* Task details: Below are some records; repeat them all exactly, minus the pictures.

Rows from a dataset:
****
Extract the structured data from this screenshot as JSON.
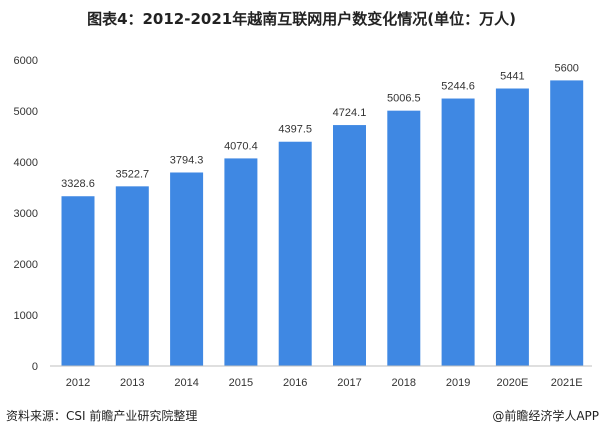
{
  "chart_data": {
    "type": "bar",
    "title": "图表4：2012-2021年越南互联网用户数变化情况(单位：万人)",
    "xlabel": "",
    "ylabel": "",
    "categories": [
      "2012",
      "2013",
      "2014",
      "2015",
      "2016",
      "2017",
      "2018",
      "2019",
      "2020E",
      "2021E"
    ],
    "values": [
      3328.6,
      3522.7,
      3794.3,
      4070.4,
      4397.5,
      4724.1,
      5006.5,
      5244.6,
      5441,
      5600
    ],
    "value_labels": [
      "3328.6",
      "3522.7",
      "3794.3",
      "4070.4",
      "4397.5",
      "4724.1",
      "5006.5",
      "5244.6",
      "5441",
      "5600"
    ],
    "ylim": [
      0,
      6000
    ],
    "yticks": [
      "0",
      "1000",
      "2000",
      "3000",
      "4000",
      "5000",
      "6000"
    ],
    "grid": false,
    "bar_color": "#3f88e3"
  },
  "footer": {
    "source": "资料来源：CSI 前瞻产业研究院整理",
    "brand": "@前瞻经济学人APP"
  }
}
****
* Exercise response:
Extract the structured data from this screenshot as JSON.
{
  "chart_data": {
    "type": "bar",
    "title": "图表4：2012-2021年越南互联网用户数变化情况(单位：万人)",
    "xlabel": "",
    "ylabel": "",
    "categories": [
      "2012",
      "2013",
      "2014",
      "2015",
      "2016",
      "2017",
      "2018",
      "2019",
      "2020E",
      "2021E"
    ],
    "values": [
      3328.6,
      3522.7,
      3794.3,
      4070.4,
      4397.5,
      4724.1,
      5006.5,
      5244.6,
      5441,
      5600
    ],
    "value_labels": [
      "3328.6",
      "3522.7",
      "3794.3",
      "4070.4",
      "4397.5",
      "4724.1",
      "5006.5",
      "5244.6",
      "5441",
      "5600"
    ],
    "ylim": [
      0,
      6000
    ],
    "yticks": [
      "0",
      "1000",
      "2000",
      "3000",
      "4000",
      "5000",
      "6000"
    ],
    "grid": false,
    "bar_color": "#3f88e3"
  },
  "footer": {
    "source": "资料来源：CSI 前瞻产业研究院整理",
    "brand": "@前瞻经济学人APP"
  }
}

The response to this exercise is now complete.